[START OF ENTRIES SHOWN]
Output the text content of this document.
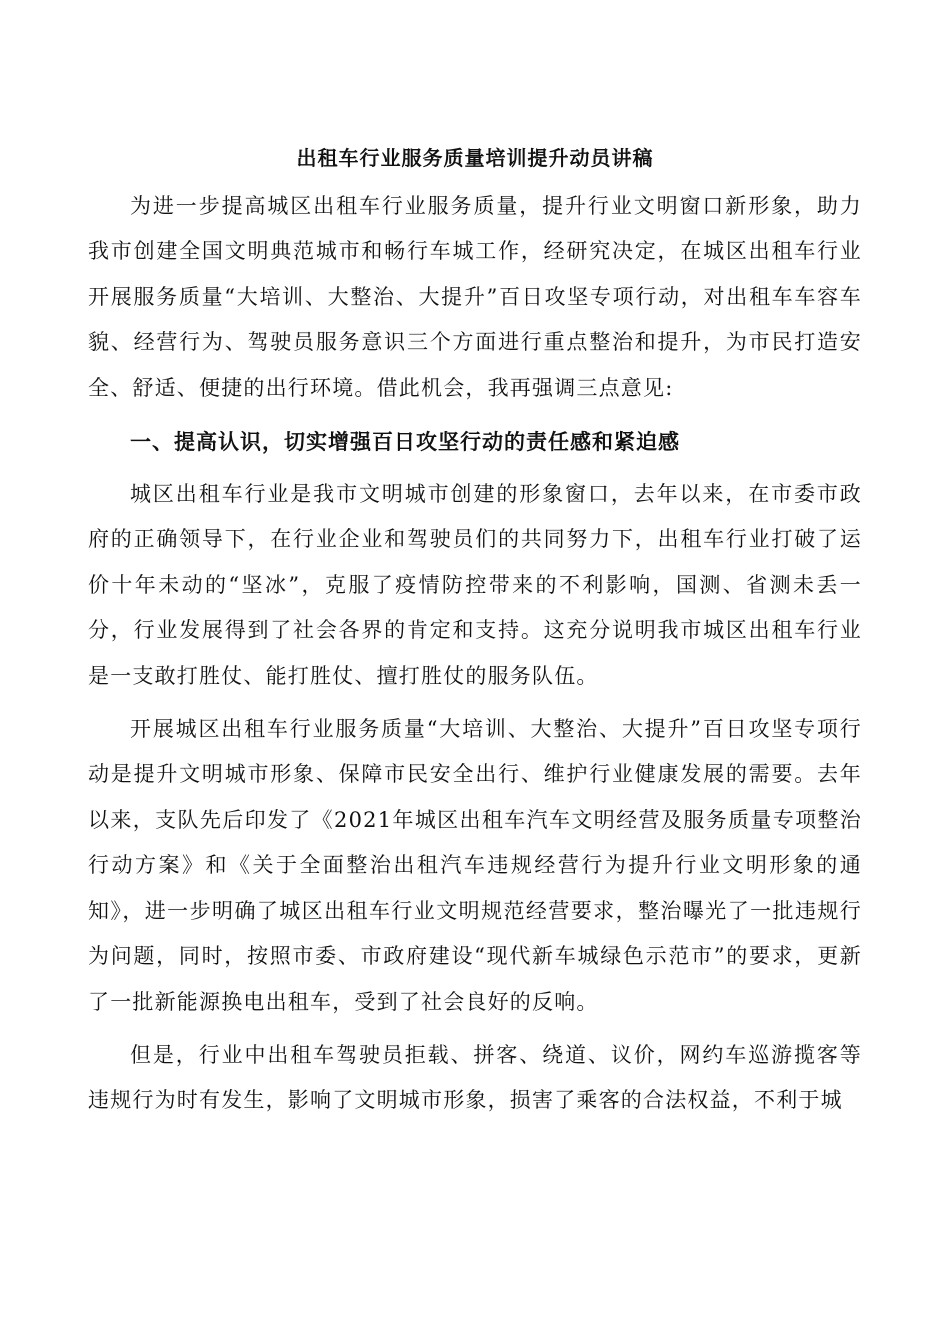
出租车行业服务质量培训提升动员讲稿

为进一步提高城区出租车行业服务质量，提升行业文明窗口新形象，助力我市创建全国文明典范城市和畅行车城工作，经研究决定，在城区出租车行业开展服务质量“大培训、大整治、大提升”百日攻坚专项行动，对出租车车容车貌、经营行为、驾驶员服务意识三个方面进行重点整治和提升，为市民打造安全、舒适、便捷的出行环境。借此机会，我再强调三点意见:

一、提高认识，切实增强百日攻坚行动的责任感和紧迫感

城区出租车行业是我市文明城市创建的形象窗口，去年以来，在市委市政府的正确领导下，在行业企业和驾驶员们的共同努力下，出租车行业打破了运价十年未动的“坚冰”，克服了疫情防控带来的不利影响，国测、省测未丢一分，行业发展得到了社会各界的肯定和支持。这充分说明我市城区出租车行业是一支敢打胜仗、能打胜仗、擅打胜仗的服务队伍。

开展城区出租车行业服务质量“大培训、大整治、大提升”百日攻坚专项行动是提升文明城市形象、保障市民安全出行、维护行业健康发展的需要。去年以来，支队先后印发了《2021年城区出租车汽车文明经营及服务质量专项整治行动方案》和《关于全面整治出租汽车违规经营行为提升行业文明形象的通知》，进一步明确了城区出租车行业文明规范经营要求，整治曝光了一批违规行为问题，同时，按照市委、市政府建设“现代新车城绿色示范市”的要求，更新了一批新能源换电出租车，受到了社会良好的反响。

但是，行业中出租车驾驶员拒载、拼客、绕道、议价，网约车巡游揽客等违规行为时有发生，影响了文明城市形象，损害了乘客的合法权益，不利于城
[END OF ENTRIES SHOWN]
- _GIVEN REQUEST_
Reproduce every line above as written, skipping pictures.

- _WORKED SOLUTION_
Output the text content of this document.
出租车行业服务质量培训提升动员讲稿

为进一步提高城区出租车行业服务质量，提升行业文明窗口新形象，助力我市创建全国文明典范城市和畅行车城工作，经研究决定，在城区出租车行业开展服务质量“大培训、大整治、大提升”百日攻坚专项行动，对出租车车容车貌、经营行为、驾驶员服务意识三个方面进行重点整治和提升，为市民打造安全、舒适、便捷的出行环境。借此机会，我再强调三点意见:

一、提高认识，切实增强百日攻坚行动的责任感和紧迫感

城区出租车行业是我市文明城市创建的形象窗口，去年以来，在市委市政府的正确领导下，在行业企业和驾驶员们的共同努力下，出租车行业打破了运价十年未动的“坚冰”，克服了疫情防控带来的不利影响，国测、省测未丢一分，行业发展得到了社会各界的肯定和支持。这充分说明我市城区出租车行业是一支敢打胜仗、能打胜仗、擅打胜仗的服务队伍。

开展城区出租车行业服务质量“大培训、大整治、大提升”百日攻坚专项行动是提升文明城市形象、保障市民安全出行、维护行业健康发展的需要。去年以来，支队先后印发了《2021年城区出租车汽车文明经营及服务质量专项整治行动方案》和《关于全面整治出租汽车违规经营行为提升行业文明形象的通知》，进一步明确了城区出租车行业文明规范经营要求，整治曝光了一批违规行为问题，同时，按照市委、市政府建设“现代新车城绿色示范市”的要求，更新了一批新能源换电出租车，受到了社会良好的反响。

但是，行业中出租车驾驶员拒载、拼客、绕道、议价，网约车巡游揽客等违规行为时有发生，影响了文明城市形象，损害了乘客的合法权益，不利于城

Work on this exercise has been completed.